>> start Excerpted data

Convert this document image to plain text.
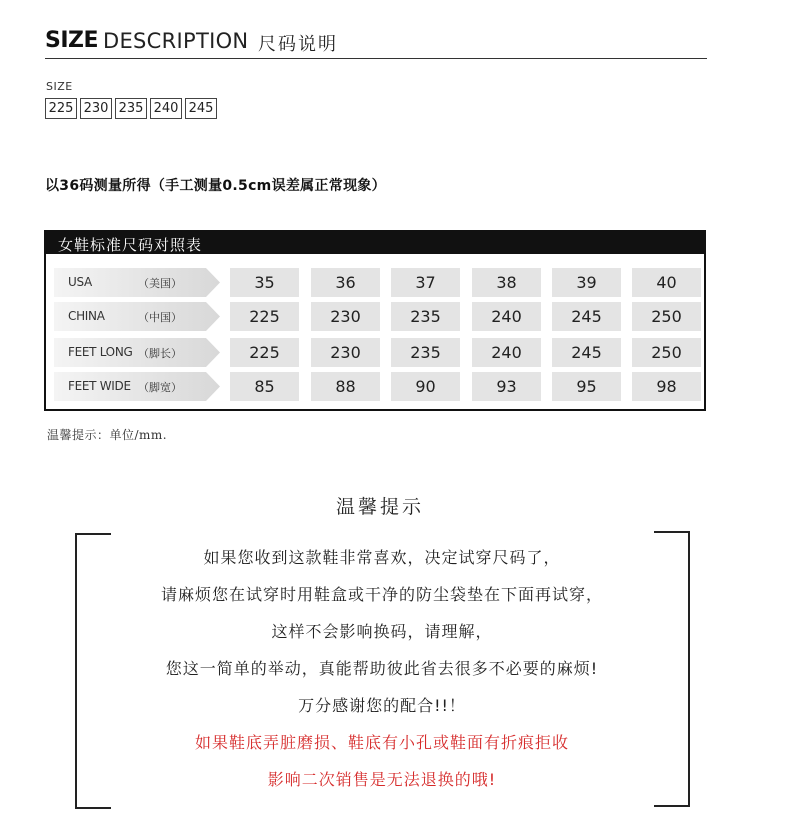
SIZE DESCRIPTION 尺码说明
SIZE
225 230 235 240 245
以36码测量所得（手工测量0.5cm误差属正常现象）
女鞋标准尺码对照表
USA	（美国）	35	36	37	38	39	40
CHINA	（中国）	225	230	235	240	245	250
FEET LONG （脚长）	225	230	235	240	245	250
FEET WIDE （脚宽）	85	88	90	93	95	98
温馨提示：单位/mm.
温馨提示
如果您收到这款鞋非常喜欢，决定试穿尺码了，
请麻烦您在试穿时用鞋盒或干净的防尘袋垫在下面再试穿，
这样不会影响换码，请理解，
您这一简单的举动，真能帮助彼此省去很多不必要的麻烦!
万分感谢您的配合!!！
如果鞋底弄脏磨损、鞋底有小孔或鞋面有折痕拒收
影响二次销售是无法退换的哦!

>> end Excerpted data

_Task description_:
Leaving the pictures aside, transcribe the entire listing exactly.

_Completed task_:
Convert this document image to plain text.
SIZE DESCRIPTION 尺码说明
SIZE
225 230 235 240 245
以36码测量所得（手工测量0.5cm误差属正常现象）
女鞋标准尺码对照表
USA	（美国）	35	36	37	38	39	40
CHINA	（中国）	225	230	235	240	245	250
FEET LONG （脚长）	225	230	235	240	245	250
FEET WIDE （脚宽）	85	88	90	93	95	98
温馨提示：单位/mm.
温馨提示
如果您收到这款鞋非常喜欢，决定试穿尺码了，
请麻烦您在试穿时用鞋盒或干净的防尘袋垫在下面再试穿，
这样不会影响换码，请理解，
您这一简单的举动，真能帮助彼此省去很多不必要的麻烦!
万分感谢您的配合!!！
如果鞋底弄脏磨损、鞋底有小孔或鞋面有折痕拒收
影响二次销售是无法退换的哦!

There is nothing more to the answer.